EXERCISE MATERIALS –
*****

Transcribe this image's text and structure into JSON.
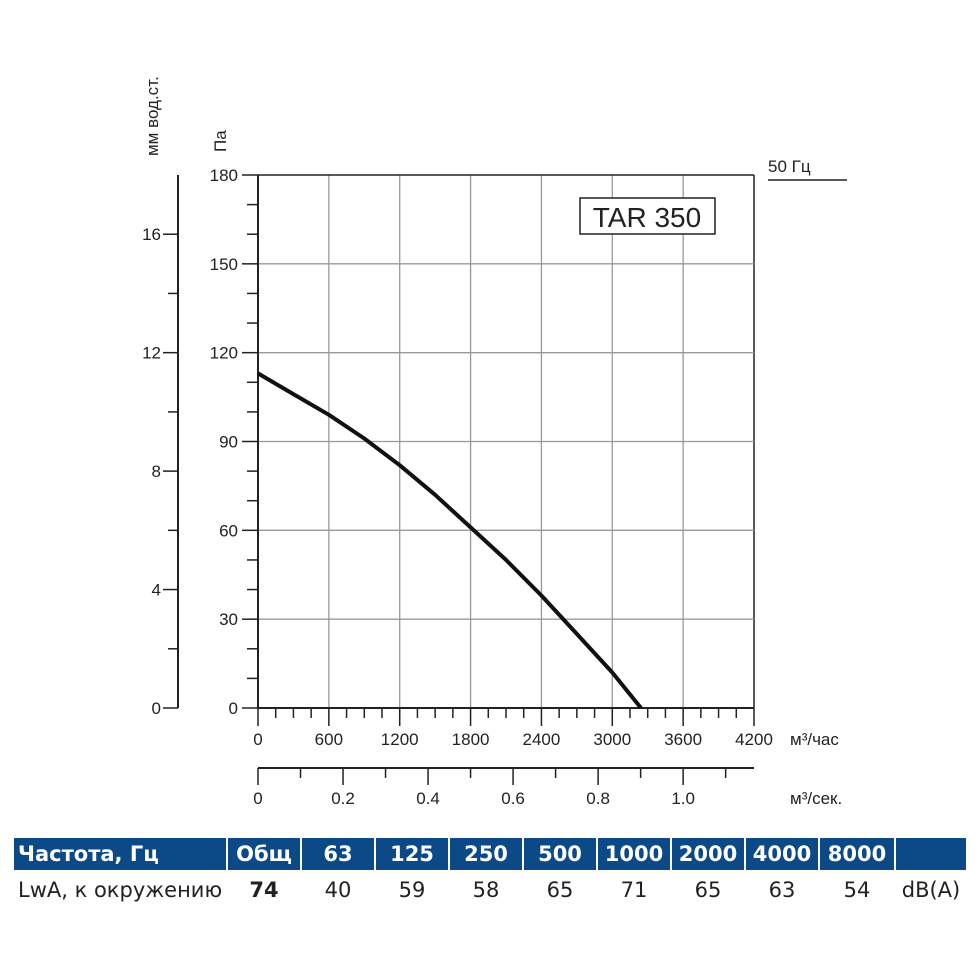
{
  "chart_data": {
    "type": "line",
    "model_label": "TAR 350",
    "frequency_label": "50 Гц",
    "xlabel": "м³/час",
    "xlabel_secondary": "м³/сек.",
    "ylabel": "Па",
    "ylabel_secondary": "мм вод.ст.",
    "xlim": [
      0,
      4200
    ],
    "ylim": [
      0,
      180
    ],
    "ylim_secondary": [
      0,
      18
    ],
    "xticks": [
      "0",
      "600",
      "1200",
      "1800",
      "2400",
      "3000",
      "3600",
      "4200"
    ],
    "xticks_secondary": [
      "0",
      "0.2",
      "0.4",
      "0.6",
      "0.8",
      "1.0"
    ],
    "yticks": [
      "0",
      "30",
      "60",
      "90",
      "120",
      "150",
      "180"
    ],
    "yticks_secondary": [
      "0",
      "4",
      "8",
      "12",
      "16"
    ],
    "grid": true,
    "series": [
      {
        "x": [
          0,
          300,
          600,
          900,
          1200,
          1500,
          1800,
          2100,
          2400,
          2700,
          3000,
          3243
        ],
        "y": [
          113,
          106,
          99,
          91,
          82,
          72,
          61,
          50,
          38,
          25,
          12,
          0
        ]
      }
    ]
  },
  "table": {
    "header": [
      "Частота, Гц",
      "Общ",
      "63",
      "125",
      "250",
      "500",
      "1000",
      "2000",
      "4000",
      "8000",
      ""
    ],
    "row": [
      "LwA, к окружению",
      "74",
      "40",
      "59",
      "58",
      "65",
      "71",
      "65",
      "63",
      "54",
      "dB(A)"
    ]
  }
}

*****

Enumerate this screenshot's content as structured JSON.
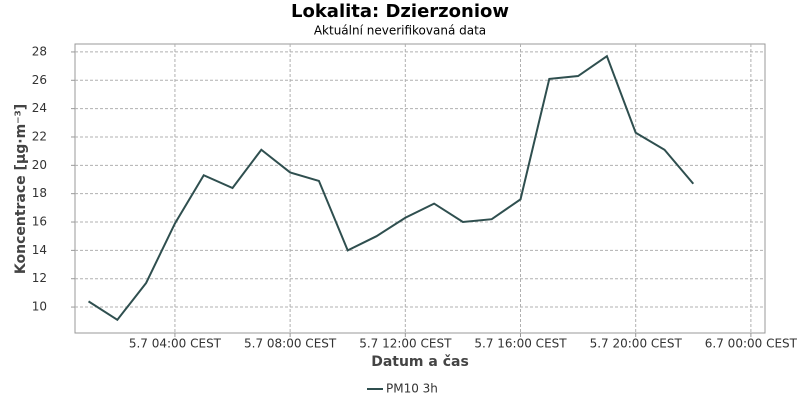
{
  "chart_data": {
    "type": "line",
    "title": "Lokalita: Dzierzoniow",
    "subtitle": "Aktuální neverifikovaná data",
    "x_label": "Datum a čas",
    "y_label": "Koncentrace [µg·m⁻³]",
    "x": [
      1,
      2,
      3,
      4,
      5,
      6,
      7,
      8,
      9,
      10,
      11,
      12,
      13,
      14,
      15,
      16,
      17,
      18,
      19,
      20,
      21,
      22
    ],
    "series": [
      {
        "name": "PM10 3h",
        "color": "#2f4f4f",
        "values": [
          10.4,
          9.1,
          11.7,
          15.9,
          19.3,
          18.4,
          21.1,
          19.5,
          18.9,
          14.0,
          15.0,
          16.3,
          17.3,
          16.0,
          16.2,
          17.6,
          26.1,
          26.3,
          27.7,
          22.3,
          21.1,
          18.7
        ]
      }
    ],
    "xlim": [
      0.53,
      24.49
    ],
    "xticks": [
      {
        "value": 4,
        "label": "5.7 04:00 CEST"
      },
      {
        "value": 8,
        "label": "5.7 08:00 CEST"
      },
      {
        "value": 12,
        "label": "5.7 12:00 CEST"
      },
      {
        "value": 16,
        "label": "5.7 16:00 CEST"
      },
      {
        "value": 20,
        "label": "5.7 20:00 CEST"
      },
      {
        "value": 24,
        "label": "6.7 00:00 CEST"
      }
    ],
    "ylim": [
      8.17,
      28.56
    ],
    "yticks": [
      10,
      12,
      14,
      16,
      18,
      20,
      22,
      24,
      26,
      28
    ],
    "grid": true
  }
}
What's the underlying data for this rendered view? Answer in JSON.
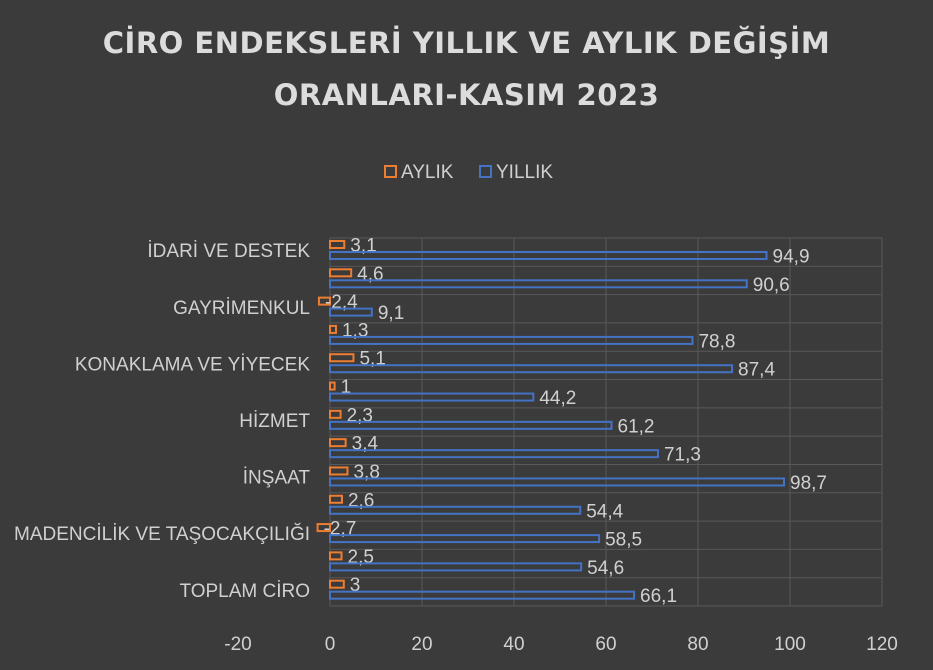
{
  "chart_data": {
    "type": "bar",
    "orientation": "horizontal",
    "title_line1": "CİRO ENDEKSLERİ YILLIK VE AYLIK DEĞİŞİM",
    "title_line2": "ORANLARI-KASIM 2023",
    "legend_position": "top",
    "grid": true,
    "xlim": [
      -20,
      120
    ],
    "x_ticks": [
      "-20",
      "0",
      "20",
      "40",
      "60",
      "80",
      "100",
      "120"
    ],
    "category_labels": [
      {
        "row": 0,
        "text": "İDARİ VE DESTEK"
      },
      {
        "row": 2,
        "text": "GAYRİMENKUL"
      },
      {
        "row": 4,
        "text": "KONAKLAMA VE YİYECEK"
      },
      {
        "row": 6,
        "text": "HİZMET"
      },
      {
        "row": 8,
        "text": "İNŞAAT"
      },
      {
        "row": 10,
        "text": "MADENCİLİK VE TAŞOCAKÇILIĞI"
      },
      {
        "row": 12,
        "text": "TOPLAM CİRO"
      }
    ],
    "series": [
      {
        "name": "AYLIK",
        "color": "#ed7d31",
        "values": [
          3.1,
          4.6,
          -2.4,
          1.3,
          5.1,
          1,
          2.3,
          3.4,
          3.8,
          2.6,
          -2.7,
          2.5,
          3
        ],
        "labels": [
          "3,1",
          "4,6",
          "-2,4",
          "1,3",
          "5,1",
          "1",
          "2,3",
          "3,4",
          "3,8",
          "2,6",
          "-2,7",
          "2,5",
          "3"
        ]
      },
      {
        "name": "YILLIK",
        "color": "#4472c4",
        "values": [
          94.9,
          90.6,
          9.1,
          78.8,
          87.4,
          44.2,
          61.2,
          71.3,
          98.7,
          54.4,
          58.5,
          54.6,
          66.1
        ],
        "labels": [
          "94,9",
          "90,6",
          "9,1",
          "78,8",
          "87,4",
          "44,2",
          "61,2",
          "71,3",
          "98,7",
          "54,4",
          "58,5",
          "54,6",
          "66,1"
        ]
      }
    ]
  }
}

*****

PROBLEM STATEMENT –
Extract every line containing the string "text" from the material.

RESULT FOR THIS TASK –
Transcribe this image's text and structure into JSON.
        "text": "İDARİ VE DESTEK"
        "text": "GAYRİMENKUL"
        "text": "KONAKLAMA VE YİYECEK"
        "text": "HİZMET"
        "text": "İNŞAAT"
        "text": "MADENCİLİK VE TAŞOCAKÇILIĞI"
        "text": "TOPLAM CİRO"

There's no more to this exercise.